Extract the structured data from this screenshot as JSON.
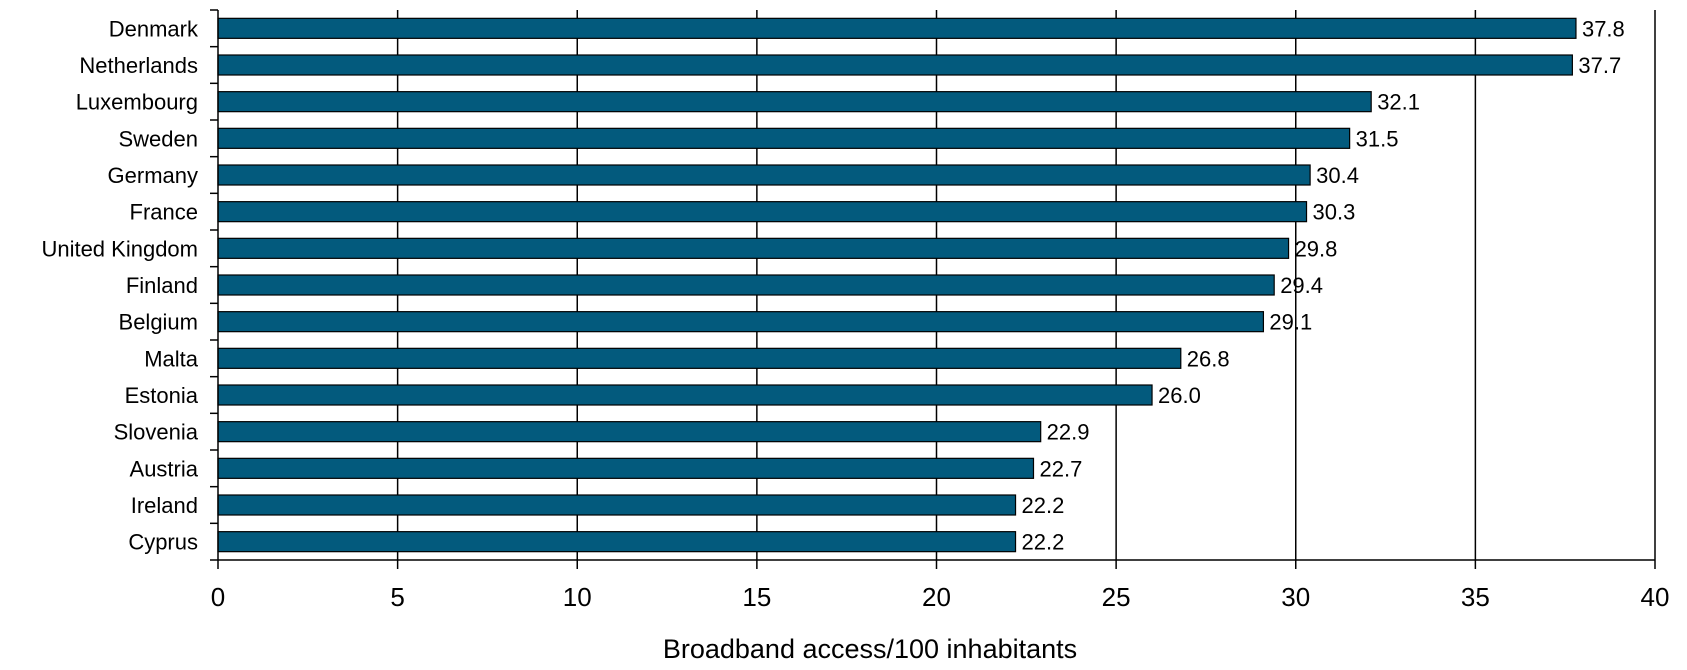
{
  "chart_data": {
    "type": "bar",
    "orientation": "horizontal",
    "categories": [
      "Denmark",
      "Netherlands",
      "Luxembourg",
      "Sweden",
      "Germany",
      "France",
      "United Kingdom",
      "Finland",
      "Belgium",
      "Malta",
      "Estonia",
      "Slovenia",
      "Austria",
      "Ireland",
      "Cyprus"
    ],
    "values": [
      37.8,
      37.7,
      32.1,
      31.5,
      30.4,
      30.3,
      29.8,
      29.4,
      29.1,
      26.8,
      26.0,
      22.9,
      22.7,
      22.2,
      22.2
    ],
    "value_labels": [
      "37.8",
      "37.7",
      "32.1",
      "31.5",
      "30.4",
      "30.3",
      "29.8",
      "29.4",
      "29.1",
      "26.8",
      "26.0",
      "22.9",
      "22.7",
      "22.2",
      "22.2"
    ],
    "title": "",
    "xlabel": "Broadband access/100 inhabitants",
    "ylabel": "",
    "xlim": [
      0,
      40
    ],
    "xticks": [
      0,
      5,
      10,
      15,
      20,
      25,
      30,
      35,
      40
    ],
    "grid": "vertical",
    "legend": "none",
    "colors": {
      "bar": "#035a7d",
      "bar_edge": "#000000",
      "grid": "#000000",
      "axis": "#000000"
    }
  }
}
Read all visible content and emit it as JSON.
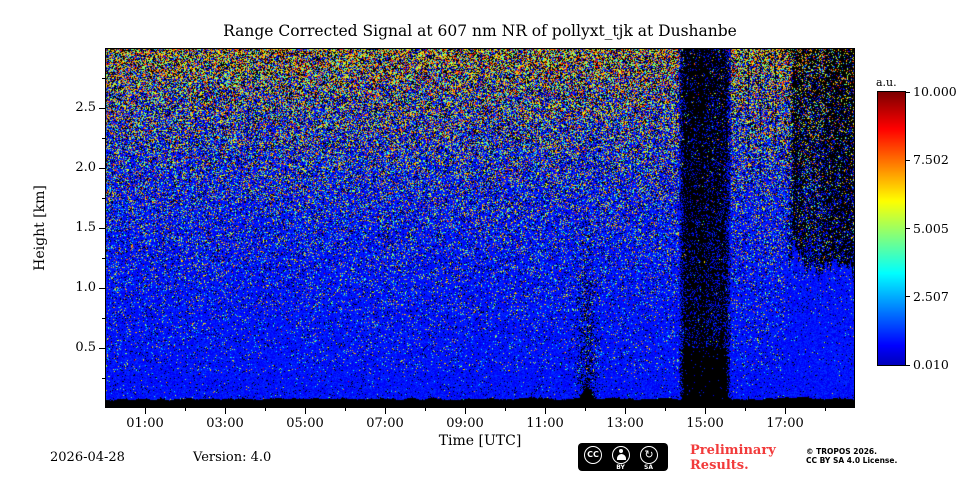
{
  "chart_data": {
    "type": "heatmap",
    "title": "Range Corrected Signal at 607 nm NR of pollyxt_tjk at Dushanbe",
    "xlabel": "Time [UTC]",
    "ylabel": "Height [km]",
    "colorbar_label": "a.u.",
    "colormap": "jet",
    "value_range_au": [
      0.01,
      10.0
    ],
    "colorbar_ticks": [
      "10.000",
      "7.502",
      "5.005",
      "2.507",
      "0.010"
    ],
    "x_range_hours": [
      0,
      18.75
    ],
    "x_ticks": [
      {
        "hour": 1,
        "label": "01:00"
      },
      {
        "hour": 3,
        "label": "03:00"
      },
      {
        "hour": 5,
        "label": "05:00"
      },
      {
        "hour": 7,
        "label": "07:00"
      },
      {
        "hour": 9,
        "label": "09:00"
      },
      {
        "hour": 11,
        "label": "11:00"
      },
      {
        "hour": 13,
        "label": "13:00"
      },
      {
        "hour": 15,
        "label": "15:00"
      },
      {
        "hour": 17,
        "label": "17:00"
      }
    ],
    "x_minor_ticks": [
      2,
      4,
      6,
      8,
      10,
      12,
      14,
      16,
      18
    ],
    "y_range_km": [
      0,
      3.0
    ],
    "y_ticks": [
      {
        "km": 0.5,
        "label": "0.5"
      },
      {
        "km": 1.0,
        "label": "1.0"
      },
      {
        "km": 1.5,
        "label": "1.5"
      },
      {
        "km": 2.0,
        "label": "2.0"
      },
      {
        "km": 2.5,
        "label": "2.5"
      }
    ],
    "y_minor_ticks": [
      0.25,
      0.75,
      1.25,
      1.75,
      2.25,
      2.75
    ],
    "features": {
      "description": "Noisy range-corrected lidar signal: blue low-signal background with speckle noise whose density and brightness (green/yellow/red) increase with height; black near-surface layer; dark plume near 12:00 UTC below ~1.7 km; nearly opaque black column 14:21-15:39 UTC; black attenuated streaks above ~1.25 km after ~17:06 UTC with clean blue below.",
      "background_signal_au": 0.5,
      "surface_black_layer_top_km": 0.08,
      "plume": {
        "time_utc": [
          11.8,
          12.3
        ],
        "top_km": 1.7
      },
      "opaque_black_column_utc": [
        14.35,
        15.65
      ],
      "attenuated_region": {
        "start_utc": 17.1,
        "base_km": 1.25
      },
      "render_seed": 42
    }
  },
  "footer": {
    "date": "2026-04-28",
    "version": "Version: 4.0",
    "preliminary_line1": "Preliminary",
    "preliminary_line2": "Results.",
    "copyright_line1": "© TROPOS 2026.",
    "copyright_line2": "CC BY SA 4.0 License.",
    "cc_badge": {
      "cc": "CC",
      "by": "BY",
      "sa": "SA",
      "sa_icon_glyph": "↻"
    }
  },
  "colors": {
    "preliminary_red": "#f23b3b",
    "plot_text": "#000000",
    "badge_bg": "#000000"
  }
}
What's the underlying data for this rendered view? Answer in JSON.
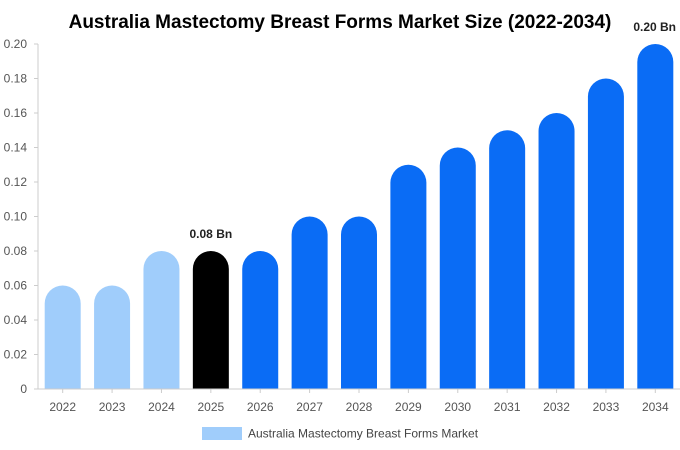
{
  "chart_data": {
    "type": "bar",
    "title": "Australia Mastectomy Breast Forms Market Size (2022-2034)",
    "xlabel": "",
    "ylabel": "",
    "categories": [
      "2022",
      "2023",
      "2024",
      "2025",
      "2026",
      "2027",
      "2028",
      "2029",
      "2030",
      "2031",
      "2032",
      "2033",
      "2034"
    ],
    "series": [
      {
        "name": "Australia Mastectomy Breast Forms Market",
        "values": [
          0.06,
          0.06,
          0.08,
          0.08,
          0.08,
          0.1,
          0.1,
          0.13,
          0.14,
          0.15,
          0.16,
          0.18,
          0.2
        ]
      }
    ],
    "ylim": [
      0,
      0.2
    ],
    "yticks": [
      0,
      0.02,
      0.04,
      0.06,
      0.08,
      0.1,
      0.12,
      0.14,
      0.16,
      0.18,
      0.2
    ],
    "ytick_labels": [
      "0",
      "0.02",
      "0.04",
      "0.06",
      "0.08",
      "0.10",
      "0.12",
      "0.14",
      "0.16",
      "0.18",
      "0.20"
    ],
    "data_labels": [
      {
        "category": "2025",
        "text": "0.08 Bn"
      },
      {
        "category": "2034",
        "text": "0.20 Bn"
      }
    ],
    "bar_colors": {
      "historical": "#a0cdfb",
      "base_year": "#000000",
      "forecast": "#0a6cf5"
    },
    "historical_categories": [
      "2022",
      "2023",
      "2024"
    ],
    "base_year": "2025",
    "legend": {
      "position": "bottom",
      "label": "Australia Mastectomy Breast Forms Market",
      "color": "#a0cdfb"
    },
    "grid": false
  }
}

:::::

### [REQUIRED TASK]
Pictures stay out of the copy; please restate every record above exactly.

### [COMPLETED TASK]
Extract the structured data from this screenshot as JSON.
{
  "chart_data": {
    "type": "bar",
    "orientation": "horizontal",
    "categories": [
      "Denmark",
      "Netherlands",
      "Luxembourg",
      "Sweden",
      "Germany",
      "France",
      "United Kingdom",
      "Finland",
      "Belgium",
      "Malta",
      "Estonia",
      "Slovenia",
      "Austria",
      "Ireland",
      "Cyprus"
    ],
    "values": [
      37.8,
      37.7,
      32.1,
      31.5,
      30.4,
      30.3,
      29.8,
      29.4,
      29.1,
      26.8,
      26.0,
      22.9,
      22.7,
      22.2,
      22.2
    ],
    "value_labels": [
      "37.8",
      "37.7",
      "32.1",
      "31.5",
      "30.4",
      "30.3",
      "29.8",
      "29.4",
      "29.1",
      "26.8",
      "26.0",
      "22.9",
      "22.7",
      "22.2",
      "22.2"
    ],
    "title": "",
    "xlabel": "Broadband access/100 inhabitants",
    "ylabel": "",
    "xlim": [
      0,
      40
    ],
    "xticks": [
      0,
      5,
      10,
      15,
      20,
      25,
      30,
      35,
      40
    ],
    "grid": "vertical",
    "legend": "none",
    "colors": {
      "bar": "#035a7d",
      "bar_edge": "#000000",
      "grid": "#000000",
      "axis": "#000000"
    }
  }
}
Read all visible content and emit it as JSON.
{
  "chart_data": {
    "type": "heatmap",
    "title": "Range Corrected Signal at 607 nm NR of pollyxt_tjk at Dushanbe",
    "xlabel": "Time [UTC]",
    "ylabel": "Height [km]",
    "colorbar_label": "a.u.",
    "colormap": "jet",
    "value_range_au": [
      0.01,
      10.0
    ],
    "colorbar_ticks": [
      "10.000",
      "7.502",
      "5.005",
      "2.507",
      "0.010"
    ],
    "x_range_hours": [
      0,
      18.75
    ],
    "x_ticks": [
      {
        "hour": 1,
        "label": "01:00"
      },
      {
        "hour": 3,
        "label": "03:00"
      },
      {
        "hour": 5,
        "label": "05:00"
      },
      {
        "hour": 7,
        "label": "07:00"
      },
      {
        "hour": 9,
        "label": "09:00"
      },
      {
        "hour": 11,
        "label": "11:00"
      },
      {
        "hour": 13,
        "label": "13:00"
      },
      {
        "hour": 15,
        "label": "15:00"
      },
      {
        "hour": 17,
        "label": "17:00"
      }
    ],
    "x_minor_ticks": [
      2,
      4,
      6,
      8,
      10,
      12,
      14,
      16,
      18
    ],
    "y_range_km": [
      0,
      3.0
    ],
    "y_ticks": [
      {
        "km": 0.5,
        "label": "0.5"
      },
      {
        "km": 1.0,
        "label": "1.0"
      },
      {
        "km": 1.5,
        "label": "1.5"
      },
      {
        "km": 2.0,
        "label": "2.0"
      },
      {
        "km": 2.5,
        "label": "2.5"
      }
    ],
    "y_minor_ticks": [
      0.25,
      0.75,
      1.25,
      1.75,
      2.25,
      2.75
    ],
    "features": {
      "description": "Noisy range-corrected lidar signal: blue low-signal background with speckle noise whose density and brightness (green/yellow/red) increase with height; black near-surface layer; dark plume near 12:00 UTC below ~1.7 km; nearly opaque black column 14:21-15:39 UTC; black attenuated streaks above ~1.25 km after ~17:06 UTC with clean blue below.",
      "background_signal_au": 0.5,
      "surface_black_layer_top_km": 0.08,
      "plume": {
        "time_utc": [
          11.8,
          12.3
        ],
        "top_km": 1.7
      },
      "opaque_black_column_utc": [
        14.35,
        15.65
      ],
      "attenuated_region": {
        "start_utc": 17.1,
        "base_km": 1.25
      },
      "render_seed": 42
    }
  },
  "footer": {
    "date": "2026-04-28",
    "version": "Version: 4.0",
    "preliminary_line1": "Preliminary",
    "preliminary_line2": "Results.",
    "copyright_line1": "© TROPOS 2026.",
    "copyright_line2": "CC BY SA 4.0 License.",
    "cc_badge": {
      "cc": "CC",
      "by": "BY",
      "sa": "SA",
      "sa_icon_glyph": "↻"
    }
  },
  "colors": {
    "preliminary_red": "#f23b3b",
    "plot_text": "#000000",
    "badge_bg": "#000000"
  }
}
What's the underlying data for this rendered view? Answer in JSON.
{
  "chart_data": {
    "type": "bar",
    "title": "Australia Mastectomy Breast Forms Market Size (2022-2034)",
    "xlabel": "",
    "ylabel": "",
    "categories": [
      "2022",
      "2023",
      "2024",
      "2025",
      "2026",
      "2027",
      "2028",
      "2029",
      "2030",
      "2031",
      "2032",
      "2033",
      "2034"
    ],
    "series": [
      {
        "name": "Australia Mastectomy Breast Forms Market",
        "values": [
          0.06,
          0.06,
          0.08,
          0.08,
          0.08,
          0.1,
          0.1,
          0.13,
          0.14,
          0.15,
          0.16,
          0.18,
          0.2
        ]
      }
    ],
    "ylim": [
      0,
      0.2
    ],
    "yticks": [
      0,
      0.02,
      0.04,
      0.06,
      0.08,
      0.1,
      0.12,
      0.14,
      0.16,
      0.18,
      0.2
    ],
    "ytick_labels": [
      "0",
      "0.02",
      "0.04",
      "0.06",
      "0.08",
      "0.10",
      "0.12",
      "0.14",
      "0.16",
      "0.18",
      "0.20"
    ],
    "data_labels": [
      {
        "category": "2025",
        "text": "0.08 Bn"
      },
      {
        "category": "2034",
        "text": "0.20 Bn"
      }
    ],
    "bar_colors": {
      "historical": "#a0cdfb",
      "base_year": "#000000",
      "forecast": "#0a6cf5"
    },
    "historical_categories": [
      "2022",
      "2023",
      "2024"
    ],
    "base_year": "2025",
    "legend": {
      "position": "bottom",
      "label": "Australia Mastectomy Breast Forms Market",
      "color": "#a0cdfb"
    },
    "grid": false
  }
}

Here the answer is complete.